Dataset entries
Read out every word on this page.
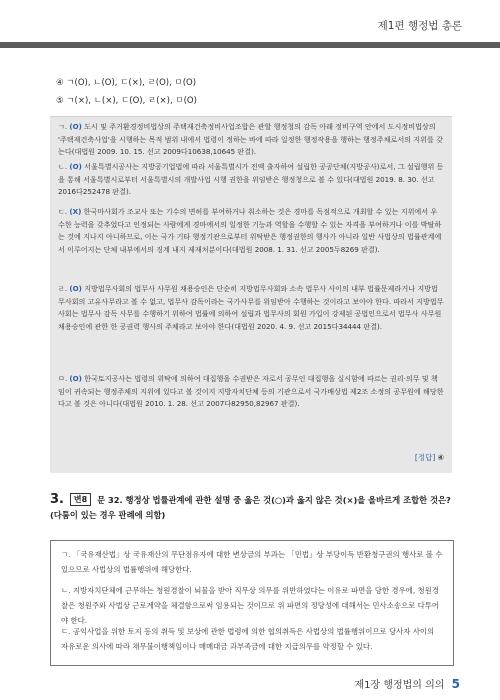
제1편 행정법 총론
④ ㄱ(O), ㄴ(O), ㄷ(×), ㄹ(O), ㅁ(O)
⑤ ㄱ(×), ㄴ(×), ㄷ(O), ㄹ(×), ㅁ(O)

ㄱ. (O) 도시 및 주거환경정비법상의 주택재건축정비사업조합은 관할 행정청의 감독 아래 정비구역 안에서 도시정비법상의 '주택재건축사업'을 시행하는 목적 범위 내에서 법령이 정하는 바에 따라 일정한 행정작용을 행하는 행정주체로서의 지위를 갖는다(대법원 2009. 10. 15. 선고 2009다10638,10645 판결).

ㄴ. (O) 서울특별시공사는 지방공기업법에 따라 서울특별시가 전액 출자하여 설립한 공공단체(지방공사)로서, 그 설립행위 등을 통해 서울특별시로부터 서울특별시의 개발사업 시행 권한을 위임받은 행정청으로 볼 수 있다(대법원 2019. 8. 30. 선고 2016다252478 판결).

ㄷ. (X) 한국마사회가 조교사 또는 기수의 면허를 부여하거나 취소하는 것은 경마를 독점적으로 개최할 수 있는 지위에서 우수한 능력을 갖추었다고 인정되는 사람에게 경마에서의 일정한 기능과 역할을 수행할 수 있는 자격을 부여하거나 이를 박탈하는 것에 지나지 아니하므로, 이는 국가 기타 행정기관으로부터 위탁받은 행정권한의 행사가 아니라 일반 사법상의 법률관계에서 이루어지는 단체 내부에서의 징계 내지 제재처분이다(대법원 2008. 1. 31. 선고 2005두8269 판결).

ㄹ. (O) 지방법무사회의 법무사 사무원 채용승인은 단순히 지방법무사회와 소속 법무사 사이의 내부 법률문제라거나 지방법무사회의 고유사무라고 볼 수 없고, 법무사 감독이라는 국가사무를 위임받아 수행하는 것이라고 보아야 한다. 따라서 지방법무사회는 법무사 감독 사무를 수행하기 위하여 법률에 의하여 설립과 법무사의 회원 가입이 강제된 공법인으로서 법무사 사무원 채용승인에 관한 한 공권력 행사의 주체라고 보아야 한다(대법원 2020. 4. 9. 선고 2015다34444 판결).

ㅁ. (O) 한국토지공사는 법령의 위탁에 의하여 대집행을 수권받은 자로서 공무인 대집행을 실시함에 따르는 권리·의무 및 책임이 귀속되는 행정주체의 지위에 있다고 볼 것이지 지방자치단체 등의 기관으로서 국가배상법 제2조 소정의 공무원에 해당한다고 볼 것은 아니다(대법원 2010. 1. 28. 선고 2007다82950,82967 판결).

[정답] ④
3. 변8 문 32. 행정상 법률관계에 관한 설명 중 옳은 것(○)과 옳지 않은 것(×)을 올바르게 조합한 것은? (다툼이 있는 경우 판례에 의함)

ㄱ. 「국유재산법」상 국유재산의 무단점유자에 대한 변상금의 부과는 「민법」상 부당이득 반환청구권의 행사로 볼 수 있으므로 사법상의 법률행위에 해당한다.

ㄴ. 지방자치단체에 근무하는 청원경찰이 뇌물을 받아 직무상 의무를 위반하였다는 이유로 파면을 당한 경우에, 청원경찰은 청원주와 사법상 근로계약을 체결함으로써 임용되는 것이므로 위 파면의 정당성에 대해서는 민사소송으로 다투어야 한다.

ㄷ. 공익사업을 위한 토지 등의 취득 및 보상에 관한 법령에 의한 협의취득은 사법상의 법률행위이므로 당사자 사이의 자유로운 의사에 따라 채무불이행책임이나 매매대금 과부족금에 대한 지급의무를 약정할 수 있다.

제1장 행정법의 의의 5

* * *

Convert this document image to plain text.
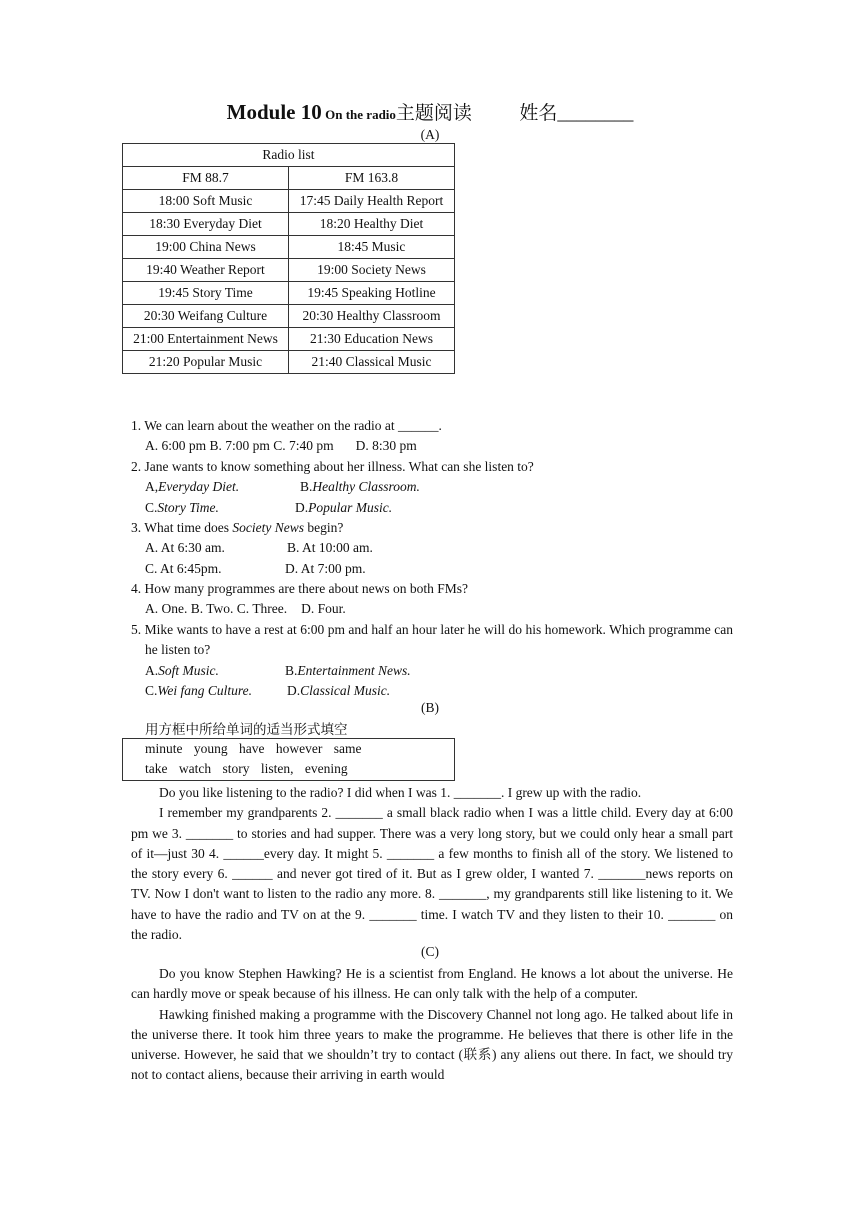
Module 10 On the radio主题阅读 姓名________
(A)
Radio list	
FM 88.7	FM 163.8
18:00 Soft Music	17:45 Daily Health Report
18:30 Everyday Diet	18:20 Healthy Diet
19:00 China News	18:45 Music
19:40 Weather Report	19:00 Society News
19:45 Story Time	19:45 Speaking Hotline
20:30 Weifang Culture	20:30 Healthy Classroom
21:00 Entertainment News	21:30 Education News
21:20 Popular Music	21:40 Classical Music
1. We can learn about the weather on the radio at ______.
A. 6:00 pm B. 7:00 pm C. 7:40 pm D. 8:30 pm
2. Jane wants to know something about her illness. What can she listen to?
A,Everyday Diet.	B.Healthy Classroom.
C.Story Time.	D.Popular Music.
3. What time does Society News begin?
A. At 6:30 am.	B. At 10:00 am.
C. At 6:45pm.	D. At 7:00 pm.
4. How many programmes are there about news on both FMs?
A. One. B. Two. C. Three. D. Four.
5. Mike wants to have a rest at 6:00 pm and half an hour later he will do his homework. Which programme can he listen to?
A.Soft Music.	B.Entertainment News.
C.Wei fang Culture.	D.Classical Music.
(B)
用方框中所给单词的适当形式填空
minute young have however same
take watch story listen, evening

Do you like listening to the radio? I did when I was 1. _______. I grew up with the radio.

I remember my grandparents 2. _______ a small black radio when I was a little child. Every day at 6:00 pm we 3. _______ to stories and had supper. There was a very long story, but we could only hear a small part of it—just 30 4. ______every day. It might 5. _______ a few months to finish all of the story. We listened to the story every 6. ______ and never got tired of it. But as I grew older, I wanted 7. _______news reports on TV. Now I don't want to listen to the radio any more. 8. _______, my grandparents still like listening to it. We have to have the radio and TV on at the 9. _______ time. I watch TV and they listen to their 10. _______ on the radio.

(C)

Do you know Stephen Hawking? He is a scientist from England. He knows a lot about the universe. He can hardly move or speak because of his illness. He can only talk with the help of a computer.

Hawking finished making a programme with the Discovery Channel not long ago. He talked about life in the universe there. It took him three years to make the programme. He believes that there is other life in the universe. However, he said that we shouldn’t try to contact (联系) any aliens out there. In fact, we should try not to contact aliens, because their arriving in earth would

→ Stated problem:
Tally the lines of the listing that include "when". Reply with nothing but the count.

→ Final result:
2